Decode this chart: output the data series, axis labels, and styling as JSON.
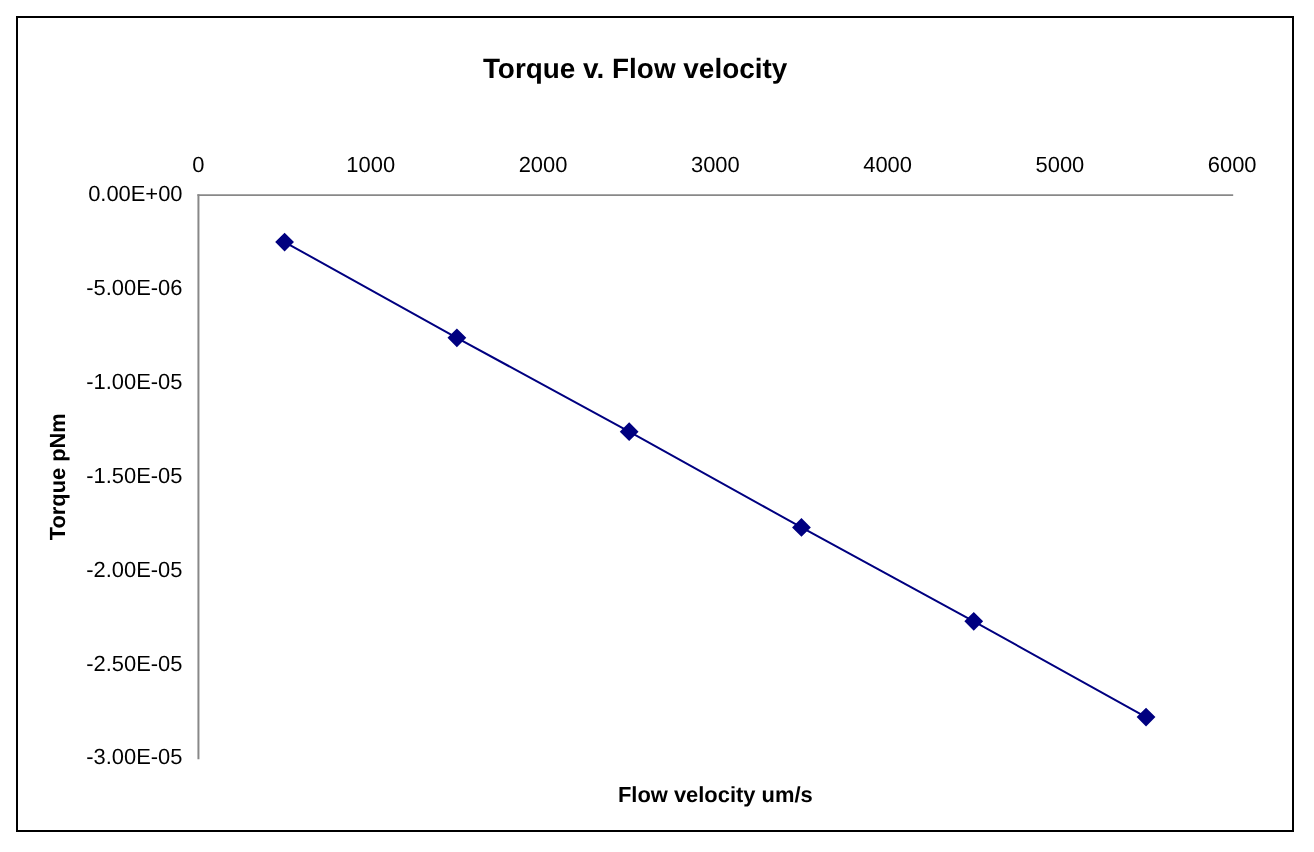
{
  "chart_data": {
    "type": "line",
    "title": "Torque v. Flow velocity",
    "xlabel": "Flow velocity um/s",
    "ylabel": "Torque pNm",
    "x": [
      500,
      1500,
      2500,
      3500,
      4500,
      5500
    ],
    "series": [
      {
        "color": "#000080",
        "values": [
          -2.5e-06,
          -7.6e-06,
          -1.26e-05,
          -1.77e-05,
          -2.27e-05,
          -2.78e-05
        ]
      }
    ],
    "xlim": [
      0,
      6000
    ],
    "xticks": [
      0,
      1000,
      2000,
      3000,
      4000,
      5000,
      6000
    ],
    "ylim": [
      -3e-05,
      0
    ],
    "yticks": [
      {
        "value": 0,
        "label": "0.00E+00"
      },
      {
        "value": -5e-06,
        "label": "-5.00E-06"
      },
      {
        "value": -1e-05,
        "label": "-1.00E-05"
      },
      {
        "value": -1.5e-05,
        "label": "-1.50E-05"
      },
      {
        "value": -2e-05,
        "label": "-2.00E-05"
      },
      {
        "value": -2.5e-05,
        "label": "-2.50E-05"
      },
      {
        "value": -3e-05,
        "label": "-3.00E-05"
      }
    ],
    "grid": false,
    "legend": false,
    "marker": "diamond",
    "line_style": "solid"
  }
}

---

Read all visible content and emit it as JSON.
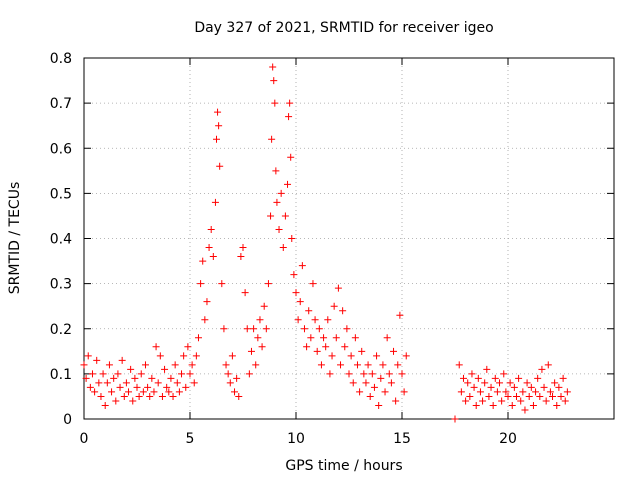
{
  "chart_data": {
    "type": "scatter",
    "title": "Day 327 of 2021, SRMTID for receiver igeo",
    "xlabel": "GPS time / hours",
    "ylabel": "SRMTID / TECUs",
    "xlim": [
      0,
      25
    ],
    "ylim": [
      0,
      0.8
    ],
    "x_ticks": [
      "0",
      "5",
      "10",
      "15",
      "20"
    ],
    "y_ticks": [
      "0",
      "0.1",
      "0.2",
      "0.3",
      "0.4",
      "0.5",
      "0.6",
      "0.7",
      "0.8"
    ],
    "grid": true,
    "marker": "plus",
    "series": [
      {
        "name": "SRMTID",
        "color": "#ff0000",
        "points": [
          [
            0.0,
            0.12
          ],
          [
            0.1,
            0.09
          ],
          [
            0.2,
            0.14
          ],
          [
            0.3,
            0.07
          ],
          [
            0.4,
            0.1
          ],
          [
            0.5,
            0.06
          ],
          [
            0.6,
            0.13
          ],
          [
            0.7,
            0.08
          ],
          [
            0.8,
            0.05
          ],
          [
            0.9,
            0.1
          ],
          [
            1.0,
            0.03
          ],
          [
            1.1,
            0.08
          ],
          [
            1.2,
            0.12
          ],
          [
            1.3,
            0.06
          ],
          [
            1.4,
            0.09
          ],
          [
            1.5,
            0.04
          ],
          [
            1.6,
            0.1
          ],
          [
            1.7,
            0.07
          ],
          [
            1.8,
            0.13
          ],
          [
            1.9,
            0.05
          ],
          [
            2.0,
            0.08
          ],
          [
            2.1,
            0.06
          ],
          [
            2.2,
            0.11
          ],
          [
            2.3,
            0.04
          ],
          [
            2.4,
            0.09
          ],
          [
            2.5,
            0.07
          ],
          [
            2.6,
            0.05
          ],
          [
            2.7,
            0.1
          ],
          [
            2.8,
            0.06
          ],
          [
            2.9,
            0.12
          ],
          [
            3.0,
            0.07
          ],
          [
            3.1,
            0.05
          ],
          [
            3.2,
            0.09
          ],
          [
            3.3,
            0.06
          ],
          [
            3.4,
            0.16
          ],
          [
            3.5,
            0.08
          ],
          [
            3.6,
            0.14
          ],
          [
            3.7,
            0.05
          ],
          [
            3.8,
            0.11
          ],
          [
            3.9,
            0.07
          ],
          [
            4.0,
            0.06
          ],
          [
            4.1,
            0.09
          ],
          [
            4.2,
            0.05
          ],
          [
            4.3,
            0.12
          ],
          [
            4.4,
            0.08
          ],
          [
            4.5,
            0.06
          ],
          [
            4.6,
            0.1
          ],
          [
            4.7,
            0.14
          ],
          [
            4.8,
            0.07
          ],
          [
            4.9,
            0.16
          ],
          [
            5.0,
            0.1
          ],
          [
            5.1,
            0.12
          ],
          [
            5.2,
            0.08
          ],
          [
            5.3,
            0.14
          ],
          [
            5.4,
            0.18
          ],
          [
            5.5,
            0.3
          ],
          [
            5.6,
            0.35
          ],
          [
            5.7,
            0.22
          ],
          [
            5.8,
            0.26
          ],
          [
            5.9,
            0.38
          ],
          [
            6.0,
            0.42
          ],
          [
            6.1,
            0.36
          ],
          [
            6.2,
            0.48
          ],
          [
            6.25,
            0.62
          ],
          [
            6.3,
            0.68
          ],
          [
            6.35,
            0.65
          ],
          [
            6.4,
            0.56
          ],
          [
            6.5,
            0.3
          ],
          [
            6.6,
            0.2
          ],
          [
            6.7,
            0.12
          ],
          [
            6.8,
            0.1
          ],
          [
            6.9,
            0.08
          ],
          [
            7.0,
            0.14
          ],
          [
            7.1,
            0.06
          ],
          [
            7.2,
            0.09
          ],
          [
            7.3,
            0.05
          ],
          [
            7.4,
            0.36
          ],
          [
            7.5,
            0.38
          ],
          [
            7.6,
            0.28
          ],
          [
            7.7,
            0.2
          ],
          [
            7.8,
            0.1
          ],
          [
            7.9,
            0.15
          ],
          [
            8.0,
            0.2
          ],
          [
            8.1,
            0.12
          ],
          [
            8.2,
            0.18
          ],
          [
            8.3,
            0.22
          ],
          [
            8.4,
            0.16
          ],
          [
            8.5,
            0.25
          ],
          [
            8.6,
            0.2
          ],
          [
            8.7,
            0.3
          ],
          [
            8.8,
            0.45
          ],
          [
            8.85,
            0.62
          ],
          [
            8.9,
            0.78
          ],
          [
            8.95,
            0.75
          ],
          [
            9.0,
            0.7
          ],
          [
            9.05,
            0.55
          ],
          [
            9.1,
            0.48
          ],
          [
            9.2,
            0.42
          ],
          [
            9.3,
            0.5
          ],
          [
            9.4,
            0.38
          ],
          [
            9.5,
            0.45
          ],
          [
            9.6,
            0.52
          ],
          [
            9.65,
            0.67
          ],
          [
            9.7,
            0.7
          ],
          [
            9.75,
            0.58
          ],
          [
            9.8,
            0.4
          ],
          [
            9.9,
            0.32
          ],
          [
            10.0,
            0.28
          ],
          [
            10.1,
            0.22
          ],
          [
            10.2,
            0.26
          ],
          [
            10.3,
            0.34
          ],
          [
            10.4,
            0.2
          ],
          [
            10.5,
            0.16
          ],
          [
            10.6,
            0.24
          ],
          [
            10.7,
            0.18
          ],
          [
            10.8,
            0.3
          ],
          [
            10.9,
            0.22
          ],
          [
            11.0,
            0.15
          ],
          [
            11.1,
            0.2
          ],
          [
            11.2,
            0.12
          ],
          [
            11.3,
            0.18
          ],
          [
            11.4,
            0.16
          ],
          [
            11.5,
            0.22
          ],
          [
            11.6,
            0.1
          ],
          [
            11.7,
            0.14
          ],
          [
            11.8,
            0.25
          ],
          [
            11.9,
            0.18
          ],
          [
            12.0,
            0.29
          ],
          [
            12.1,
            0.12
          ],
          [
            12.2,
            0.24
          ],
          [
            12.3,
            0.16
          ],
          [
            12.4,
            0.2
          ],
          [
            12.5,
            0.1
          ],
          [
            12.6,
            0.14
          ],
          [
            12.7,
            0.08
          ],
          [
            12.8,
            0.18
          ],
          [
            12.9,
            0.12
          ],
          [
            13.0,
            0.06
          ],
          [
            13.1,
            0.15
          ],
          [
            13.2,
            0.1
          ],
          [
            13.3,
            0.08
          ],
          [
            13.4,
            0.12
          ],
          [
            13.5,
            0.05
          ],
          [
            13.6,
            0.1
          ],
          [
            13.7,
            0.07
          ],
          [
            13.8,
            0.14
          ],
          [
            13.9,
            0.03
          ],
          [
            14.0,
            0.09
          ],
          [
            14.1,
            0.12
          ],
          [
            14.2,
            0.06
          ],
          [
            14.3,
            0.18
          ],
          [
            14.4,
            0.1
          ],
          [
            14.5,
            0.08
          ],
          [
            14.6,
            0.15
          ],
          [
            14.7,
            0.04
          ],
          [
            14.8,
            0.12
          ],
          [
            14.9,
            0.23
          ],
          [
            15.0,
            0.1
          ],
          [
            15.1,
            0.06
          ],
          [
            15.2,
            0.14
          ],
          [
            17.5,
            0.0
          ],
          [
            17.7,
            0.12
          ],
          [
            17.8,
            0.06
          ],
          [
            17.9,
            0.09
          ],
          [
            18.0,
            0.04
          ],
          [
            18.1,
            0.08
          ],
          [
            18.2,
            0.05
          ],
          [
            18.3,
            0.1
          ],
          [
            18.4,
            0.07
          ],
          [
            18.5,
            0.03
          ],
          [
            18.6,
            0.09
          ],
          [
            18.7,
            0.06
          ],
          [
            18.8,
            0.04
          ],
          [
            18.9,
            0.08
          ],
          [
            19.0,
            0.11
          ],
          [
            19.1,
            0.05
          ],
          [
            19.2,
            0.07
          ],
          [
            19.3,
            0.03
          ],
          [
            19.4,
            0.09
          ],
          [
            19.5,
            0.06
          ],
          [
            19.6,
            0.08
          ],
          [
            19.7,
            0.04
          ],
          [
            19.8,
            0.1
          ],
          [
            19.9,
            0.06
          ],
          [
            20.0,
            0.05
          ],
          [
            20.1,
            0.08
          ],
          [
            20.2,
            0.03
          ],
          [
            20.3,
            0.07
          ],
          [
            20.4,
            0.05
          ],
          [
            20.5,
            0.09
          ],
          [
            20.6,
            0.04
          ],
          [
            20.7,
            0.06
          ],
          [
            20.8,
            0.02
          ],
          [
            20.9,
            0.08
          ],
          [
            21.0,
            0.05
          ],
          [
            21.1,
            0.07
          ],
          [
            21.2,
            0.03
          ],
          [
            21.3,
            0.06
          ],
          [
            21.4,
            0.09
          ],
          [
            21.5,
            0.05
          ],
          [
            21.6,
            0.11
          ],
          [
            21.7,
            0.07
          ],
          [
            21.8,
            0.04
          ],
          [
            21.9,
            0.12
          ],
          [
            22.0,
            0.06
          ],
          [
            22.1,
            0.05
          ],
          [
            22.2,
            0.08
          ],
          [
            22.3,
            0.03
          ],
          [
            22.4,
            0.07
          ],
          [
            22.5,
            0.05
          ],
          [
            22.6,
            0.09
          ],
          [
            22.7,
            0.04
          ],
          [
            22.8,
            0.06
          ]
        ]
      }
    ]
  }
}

---

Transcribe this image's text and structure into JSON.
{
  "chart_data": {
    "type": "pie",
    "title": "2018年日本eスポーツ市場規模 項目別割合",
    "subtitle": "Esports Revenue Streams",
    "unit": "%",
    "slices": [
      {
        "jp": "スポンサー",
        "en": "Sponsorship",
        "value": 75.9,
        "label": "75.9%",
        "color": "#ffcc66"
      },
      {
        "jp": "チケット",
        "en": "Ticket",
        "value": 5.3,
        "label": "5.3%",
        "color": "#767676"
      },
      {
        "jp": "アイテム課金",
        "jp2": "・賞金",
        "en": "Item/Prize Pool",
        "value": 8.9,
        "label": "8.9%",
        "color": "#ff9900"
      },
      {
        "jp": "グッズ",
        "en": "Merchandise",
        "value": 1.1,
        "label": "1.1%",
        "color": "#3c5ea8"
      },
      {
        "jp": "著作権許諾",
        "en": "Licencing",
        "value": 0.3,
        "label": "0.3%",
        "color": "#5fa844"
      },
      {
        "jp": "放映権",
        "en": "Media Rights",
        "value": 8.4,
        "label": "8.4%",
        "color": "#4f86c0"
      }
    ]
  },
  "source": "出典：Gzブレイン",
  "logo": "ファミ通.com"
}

- _Requirement_
Pick out each line containing "Torque" and report it.

- _Right answer_
    "title": "Torque v. Flow velocity",
    "ylabel": "Torque pNm",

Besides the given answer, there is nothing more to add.